◆ **Task instructions**
Output all lines exactly.

.....

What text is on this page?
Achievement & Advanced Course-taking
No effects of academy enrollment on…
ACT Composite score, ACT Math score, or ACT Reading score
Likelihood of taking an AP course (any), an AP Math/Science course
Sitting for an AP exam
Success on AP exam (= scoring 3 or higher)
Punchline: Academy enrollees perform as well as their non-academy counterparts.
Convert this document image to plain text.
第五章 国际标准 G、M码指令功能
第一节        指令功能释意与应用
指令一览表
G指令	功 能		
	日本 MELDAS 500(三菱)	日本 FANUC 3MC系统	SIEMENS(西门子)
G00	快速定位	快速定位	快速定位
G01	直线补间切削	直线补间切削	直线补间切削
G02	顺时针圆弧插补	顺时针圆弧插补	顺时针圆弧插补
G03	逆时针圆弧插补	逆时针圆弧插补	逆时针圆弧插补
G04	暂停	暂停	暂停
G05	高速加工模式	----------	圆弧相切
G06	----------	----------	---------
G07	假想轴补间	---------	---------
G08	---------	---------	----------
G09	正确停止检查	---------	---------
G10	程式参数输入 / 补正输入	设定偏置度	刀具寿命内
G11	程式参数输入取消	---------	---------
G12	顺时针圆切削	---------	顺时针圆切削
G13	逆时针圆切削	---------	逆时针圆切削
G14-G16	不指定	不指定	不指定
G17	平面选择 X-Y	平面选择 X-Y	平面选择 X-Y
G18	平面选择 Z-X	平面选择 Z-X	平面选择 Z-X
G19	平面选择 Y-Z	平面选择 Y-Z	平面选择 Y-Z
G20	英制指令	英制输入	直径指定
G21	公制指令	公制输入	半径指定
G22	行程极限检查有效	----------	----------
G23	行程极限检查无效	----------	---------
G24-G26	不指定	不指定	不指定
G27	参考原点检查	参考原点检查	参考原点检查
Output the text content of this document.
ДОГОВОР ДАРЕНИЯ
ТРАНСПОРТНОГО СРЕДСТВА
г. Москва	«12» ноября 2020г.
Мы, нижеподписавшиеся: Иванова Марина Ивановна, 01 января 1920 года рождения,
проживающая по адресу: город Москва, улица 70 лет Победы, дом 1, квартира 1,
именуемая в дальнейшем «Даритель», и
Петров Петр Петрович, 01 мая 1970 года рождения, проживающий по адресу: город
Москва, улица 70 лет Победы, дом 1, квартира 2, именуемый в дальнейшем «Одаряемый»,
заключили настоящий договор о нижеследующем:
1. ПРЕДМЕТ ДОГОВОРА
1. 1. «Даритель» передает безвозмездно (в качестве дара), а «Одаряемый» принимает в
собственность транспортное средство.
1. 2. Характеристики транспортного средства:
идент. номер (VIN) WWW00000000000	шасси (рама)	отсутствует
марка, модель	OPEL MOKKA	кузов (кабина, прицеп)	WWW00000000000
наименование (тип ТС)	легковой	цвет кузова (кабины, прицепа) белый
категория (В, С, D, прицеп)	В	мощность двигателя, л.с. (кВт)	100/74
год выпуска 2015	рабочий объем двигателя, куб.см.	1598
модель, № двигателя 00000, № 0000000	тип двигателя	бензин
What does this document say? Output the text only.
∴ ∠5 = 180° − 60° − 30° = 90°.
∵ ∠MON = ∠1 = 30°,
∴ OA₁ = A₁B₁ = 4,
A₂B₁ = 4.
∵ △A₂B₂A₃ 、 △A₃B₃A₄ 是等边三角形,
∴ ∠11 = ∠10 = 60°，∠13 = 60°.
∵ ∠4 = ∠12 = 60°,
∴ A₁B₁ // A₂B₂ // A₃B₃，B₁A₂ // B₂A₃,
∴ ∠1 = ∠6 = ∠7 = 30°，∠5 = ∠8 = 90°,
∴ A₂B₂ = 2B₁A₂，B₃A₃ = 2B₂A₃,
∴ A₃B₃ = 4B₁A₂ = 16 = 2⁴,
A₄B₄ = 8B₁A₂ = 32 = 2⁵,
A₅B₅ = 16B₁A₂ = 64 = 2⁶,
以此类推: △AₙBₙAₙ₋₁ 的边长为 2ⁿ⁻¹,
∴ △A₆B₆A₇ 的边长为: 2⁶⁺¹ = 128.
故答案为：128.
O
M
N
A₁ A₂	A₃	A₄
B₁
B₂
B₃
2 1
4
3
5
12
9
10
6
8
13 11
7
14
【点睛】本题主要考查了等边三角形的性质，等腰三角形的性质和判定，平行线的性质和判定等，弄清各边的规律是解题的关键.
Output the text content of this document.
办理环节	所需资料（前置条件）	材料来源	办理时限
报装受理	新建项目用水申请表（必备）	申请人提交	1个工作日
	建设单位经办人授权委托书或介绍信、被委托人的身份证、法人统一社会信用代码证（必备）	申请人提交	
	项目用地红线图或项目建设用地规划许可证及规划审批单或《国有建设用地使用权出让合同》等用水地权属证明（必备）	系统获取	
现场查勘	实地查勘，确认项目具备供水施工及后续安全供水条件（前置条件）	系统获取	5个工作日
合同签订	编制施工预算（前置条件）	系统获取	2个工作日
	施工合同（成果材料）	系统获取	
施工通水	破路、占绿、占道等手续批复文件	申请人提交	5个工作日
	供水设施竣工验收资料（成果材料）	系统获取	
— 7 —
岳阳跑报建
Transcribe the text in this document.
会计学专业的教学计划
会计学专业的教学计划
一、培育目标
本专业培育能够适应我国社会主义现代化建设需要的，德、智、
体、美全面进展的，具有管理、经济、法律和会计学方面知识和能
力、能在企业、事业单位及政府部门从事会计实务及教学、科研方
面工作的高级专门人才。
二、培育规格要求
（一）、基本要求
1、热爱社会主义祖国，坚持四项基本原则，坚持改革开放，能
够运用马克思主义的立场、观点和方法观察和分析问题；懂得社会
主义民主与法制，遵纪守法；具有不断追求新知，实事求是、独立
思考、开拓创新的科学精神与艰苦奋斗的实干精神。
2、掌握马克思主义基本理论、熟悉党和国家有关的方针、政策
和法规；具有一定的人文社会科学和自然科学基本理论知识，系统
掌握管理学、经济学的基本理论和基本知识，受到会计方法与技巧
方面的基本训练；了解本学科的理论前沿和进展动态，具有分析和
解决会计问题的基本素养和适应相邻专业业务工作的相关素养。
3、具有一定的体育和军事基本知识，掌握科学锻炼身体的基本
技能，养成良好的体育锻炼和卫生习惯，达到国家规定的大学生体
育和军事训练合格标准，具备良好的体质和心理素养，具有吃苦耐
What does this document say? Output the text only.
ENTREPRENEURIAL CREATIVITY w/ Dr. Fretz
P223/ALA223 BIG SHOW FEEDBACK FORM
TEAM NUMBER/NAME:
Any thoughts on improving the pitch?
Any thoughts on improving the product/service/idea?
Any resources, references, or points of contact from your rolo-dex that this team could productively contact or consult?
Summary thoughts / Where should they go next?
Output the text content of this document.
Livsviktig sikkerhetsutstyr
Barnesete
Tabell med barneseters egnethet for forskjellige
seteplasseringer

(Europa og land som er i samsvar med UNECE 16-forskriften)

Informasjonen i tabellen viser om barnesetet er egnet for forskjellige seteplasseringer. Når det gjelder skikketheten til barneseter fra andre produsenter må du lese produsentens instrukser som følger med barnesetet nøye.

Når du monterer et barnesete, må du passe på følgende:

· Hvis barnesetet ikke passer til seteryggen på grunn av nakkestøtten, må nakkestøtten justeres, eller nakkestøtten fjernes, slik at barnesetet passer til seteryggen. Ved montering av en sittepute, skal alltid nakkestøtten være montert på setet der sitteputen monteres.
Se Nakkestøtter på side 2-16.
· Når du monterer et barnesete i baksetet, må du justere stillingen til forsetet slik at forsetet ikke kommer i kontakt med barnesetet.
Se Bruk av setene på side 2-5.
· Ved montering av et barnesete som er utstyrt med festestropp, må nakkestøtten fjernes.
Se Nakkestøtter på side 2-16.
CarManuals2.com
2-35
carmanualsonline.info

.....

◆ **Completed task**
What text is on this page?
Achievement & Advanced Course-taking
No effects of academy enrollment on…
ACT Composite score, ACT Math score, or ACT Reading score
Likelihood of taking an AP course (any), an AP Math/Science course
Sitting for an AP exam
Success on AP exam (= scoring 3 or higher)
Punchline: Academy enrollees perform as well as their non-academy counterparts.
Convert this document image to plain text.
第五章 国际标准 G、M码指令功能
第一节        指令功能释意与应用
指令一览表
G指令	功 能		
	日本 MELDAS 500(三菱)	日本 FANUC 3MC系统	SIEMENS(西门子)
G00	快速定位	快速定位	快速定位
G01	直线补间切削	直线补间切削	直线补间切削
G02	顺时针圆弧插补	顺时针圆弧插补	顺时针圆弧插补
G03	逆时针圆弧插补	逆时针圆弧插补	逆时针圆弧插补
G04	暂停	暂停	暂停
G05	高速加工模式	----------	圆弧相切
G06	----------	----------	---------
G07	假想轴补间	---------	---------
G08	---------	---------	----------
G09	正确停止检查	---------	---------
G10	程式参数输入 / 补正输入	设定偏置度	刀具寿命内
G11	程式参数输入取消	---------	---------
G12	顺时针圆切削	---------	顺时针圆切削
G13	逆时针圆切削	---------	逆时针圆切削
G14-G16	不指定	不指定	不指定
G17	平面选择 X-Y	平面选择 X-Y	平面选择 X-Y
G18	平面选择 Z-X	平面选择 Z-X	平面选择 Z-X
G19	平面选择 Y-Z	平面选择 Y-Z	平面选择 Y-Z
G20	英制指令	英制输入	直径指定
G21	公制指令	公制输入	半径指定
G22	行程极限检查有效	----------	----------
G23	行程极限检查无效	----------	---------
G24-G26	不指定	不指定	不指定
G27	参考原点检查	参考原点检查	参考原点检查
Output the text content of this document.
ДОГОВОР ДАРЕНИЯ
ТРАНСПОРТНОГО СРЕДСТВА
г. Москва	«12» ноября 2020г.
Мы, нижеподписавшиеся: Иванова Марина Ивановна, 01 января 1920 года рождения,
проживающая по адресу: город Москва, улица 70 лет Победы, дом 1, квартира 1,
именуемая в дальнейшем «Даритель», и
Петров Петр Петрович, 01 мая 1970 года рождения, проживающий по адресу: город
Москва, улица 70 лет Победы, дом 1, квартира 2, именуемый в дальнейшем «Одаряемый»,
заключили настоящий договор о нижеследующем:
1. ПРЕДМЕТ ДОГОВОРА
1. 1. «Даритель» передает безвозмездно (в качестве дара), а «Одаряемый» принимает в
собственность транспортное средство.
1. 2. Характеристики транспортного средства:
идент. номер (VIN) WWW00000000000	шасси (рама)	отсутствует
марка, модель	OPEL MOKKA	кузов (кабина, прицеп)	WWW00000000000
наименование (тип ТС)	легковой	цвет кузова (кабины, прицепа) белый
категория (В, С, D, прицеп)	В	мощность двигателя, л.с. (кВт)	100/74
год выпуска 2015	рабочий объем двигателя, куб.см.	1598
модель, № двигателя 00000, № 0000000	тип двигателя	бензин
What does this document say? Output the text only.
∴ ∠5 = 180° − 60° − 30° = 90°.
∵ ∠MON = ∠1 = 30°,
∴ OA₁ = A₁B₁ = 4,
A₂B₁ = 4.
∵ △A₂B₂A₃ 、 △A₃B₃A₄ 是等边三角形,
∴ ∠11 = ∠10 = 60°，∠13 = 60°.
∵ ∠4 = ∠12 = 60°,
∴ A₁B₁ // A₂B₂ // A₃B₃，B₁A₂ // B₂A₃,
∴ ∠1 = ∠6 = ∠7 = 30°，∠5 = ∠8 = 90°,
∴ A₂B₂ = 2B₁A₂，B₃A₃ = 2B₂A₃,
∴ A₃B₃ = 4B₁A₂ = 16 = 2⁴,
A₄B₄ = 8B₁A₂ = 32 = 2⁵,
A₅B₅ = 16B₁A₂ = 64 = 2⁶,
以此类推: △AₙBₙAₙ₋₁ 的边长为 2ⁿ⁻¹,
∴ △A₆B₆A₇ 的边长为: 2⁶⁺¹ = 128.
故答案为：128.
O
M
N
A₁ A₂	A₃	A₄
B₁
B₂
B₃
2 1
4
3
5
12
9
10
6
8
13 11
7
14
【点睛】本题主要考查了等边三角形的性质，等腰三角形的性质和判定，平行线的性质和判定等，弄清各边的规律是解题的关键.
Output the text content of this document.
办理环节	所需资料（前置条件）	材料来源	办理时限
报装受理	新建项目用水申请表（必备）	申请人提交	1个工作日
	建设单位经办人授权委托书或介绍信、被委托人的身份证、法人统一社会信用代码证（必备）	申请人提交	
	项目用地红线图或项目建设用地规划许可证及规划审批单或《国有建设用地使用权出让合同》等用水地权属证明（必备）	系统获取	
现场查勘	实地查勘，确认项目具备供水施工及后续安全供水条件（前置条件）	系统获取	5个工作日
合同签订	编制施工预算（前置条件）	系统获取	2个工作日
	施工合同（成果材料）	系统获取	
施工通水	破路、占绿、占道等手续批复文件	申请人提交	5个工作日
	供水设施竣工验收资料（成果材料）	系统获取	
— 7 —
岳阳跑报建
Transcribe the text in this document.
会计学专业的教学计划
会计学专业的教学计划
一、培育目标
本专业培育能够适应我国社会主义现代化建设需要的，德、智、
体、美全面进展的，具有管理、经济、法律和会计学方面知识和能
力、能在企业、事业单位及政府部门从事会计实务及教学、科研方
面工作的高级专门人才。
二、培育规格要求
（一）、基本要求
1、热爱社会主义祖国，坚持四项基本原则，坚持改革开放，能
够运用马克思主义的立场、观点和方法观察和分析问题；懂得社会
主义民主与法制，遵纪守法；具有不断追求新知，实事求是、独立
思考、开拓创新的科学精神与艰苦奋斗的实干精神。
2、掌握马克思主义基本理论、熟悉党和国家有关的方针、政策
和法规；具有一定的人文社会科学和自然科学基本理论知识，系统
掌握管理学、经济学的基本理论和基本知识，受到会计方法与技巧
方面的基本训练；了解本学科的理论前沿和进展动态，具有分析和
解决会计问题的基本素养和适应相邻专业业务工作的相关素养。
3、具有一定的体育和军事基本知识，掌握科学锻炼身体的基本
技能，养成良好的体育锻炼和卫生习惯，达到国家规定的大学生体
育和军事训练合格标准，具备良好的体质和心理素养，具有吃苦耐
What does this document say? Output the text only.
ENTREPRENEURIAL CREATIVITY w/ Dr. Fretz
P223/ALA223 BIG SHOW FEEDBACK FORM
TEAM NUMBER/NAME:
Any thoughts on improving the pitch?
Any thoughts on improving the product/service/idea?
Any resources, references, or points of contact from your rolo-dex that this team could productively contact or consult?
Summary thoughts / Where should they go next?
Output the text content of this document.
Livsviktig sikkerhetsutstyr
Barnesete
Tabell med barneseters egnethet for forskjellige
seteplasseringer

(Europa og land som er i samsvar med UNECE 16-forskriften)

Informasjonen i tabellen viser om barnesetet er egnet for forskjellige seteplasseringer. Når det gjelder skikketheten til barneseter fra andre produsenter må du lese produsentens instrukser som følger med barnesetet nøye.

Når du monterer et barnesete, må du passe på følgende:

· Hvis barnesetet ikke passer til seteryggen på grunn av nakkestøtten, må nakkestøtten justeres, eller nakkestøtten fjernes, slik at barnesetet passer til seteryggen. Ved montering av en sittepute, skal alltid nakkestøtten være montert på setet der sitteputen monteres.
Se Nakkestøtter på side 2-16.
· Når du monterer et barnesete i baksetet, må du justere stillingen til forsetet slik at forsetet ikke kommer i kontakt med barnesetet.
Se Bruk av setene på side 2-5.
· Ved montering av et barnesete som er utstyrt med festestropp, må nakkestøtten fjernes.
Se Nakkestøtter på side 2-16.
CarManuals2.com
2-35
carmanualsonline.info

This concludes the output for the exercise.